Will you extract the entries word for word? Images should not appear in the copy.

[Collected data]
□ □ □ □ □ □ □
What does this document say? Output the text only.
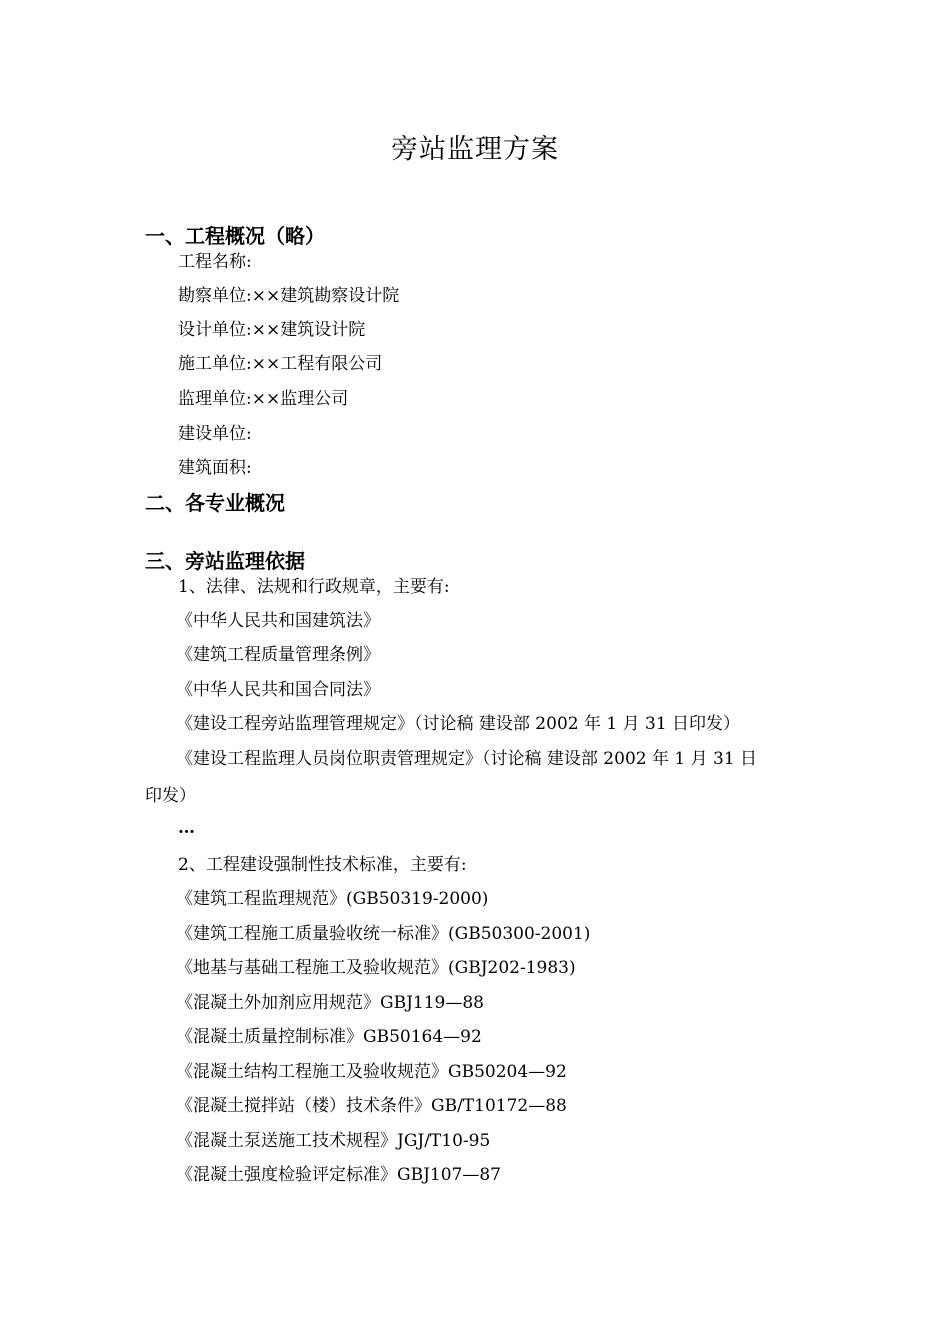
旁站监理方案
一、工程概况（略）
工程名称:
勘察单位:××建筑勘察设计院
设计单位:××建筑设计院
施工单位:××工程有限公司
监理单位:××监理公司
建设单位:
建筑面积:
二、各专业概况
三、旁站监理依据
1、法律、法规和行政规章，主要有:
《中华人民共和国建筑法》
《建筑工程质量管理条例》
《中华人民共和国合同法》
《建设工程旁站监理管理规定》（讨论稿 建设部 2002 年 1 月 31 日印发）
《建设工程监理人员岗位职责管理规定》（讨论稿 建设部 2002 年 1 月 31 日
印发）
…
2、工程建设强制性技术标准，主要有:
《建筑工程监理规范》(GB50319-2000)
《建筑工程施工质量验收统一标准》(GB50300-2001)
《地基与基础工程施工及验收规范》(GBJ202-1983)
《混凝土外加剂应用规范》GBJ119—88
《混凝土质量控制标准》GB50164—92
《混凝土结构工程施工及验收规范》GB50204—92
《混凝土搅拌站（楼）技术条件》GB/T10172—88
《混凝土泵送施工技术规程》JGJ/T10-95
《混凝土强度检验评定标准》GBJ107—87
□ □ □ □ □ □ □
The reply:
What does this document say? Output the text only.
旁站监理方案
一、工程概况（略）
工程名称:
勘察单位:××建筑勘察设计院
设计单位:××建筑设计院
施工单位:××工程有限公司
监理单位:××监理公司
建设单位:
建筑面积:
二、各专业概况
三、旁站监理依据
1、法律、法规和行政规章，主要有:
《中华人民共和国建筑法》
《建筑工程质量管理条例》
《中华人民共和国合同法》
《建设工程旁站监理管理规定》（讨论稿 建设部 2002 年 1 月 31 日印发）
《建设工程监理人员岗位职责管理规定》（讨论稿 建设部 2002 年 1 月 31 日
印发）
…
2、工程建设强制性技术标准，主要有:
《建筑工程监理规范》(GB50319-2000)
《建筑工程施工质量验收统一标准》(GB50300-2001)
《地基与基础工程施工及验收规范》(GBJ202-1983)
《混凝土外加剂应用规范》GBJ119—88
《混凝土质量控制标准》GB50164—92
《混凝土结构工程施工及验收规范》GB50204—92
《混凝土搅拌站（楼）技术条件》GB/T10172—88
《混凝土泵送施工技术规程》JGJ/T10-95
《混凝土强度检验评定标准》GBJ107—87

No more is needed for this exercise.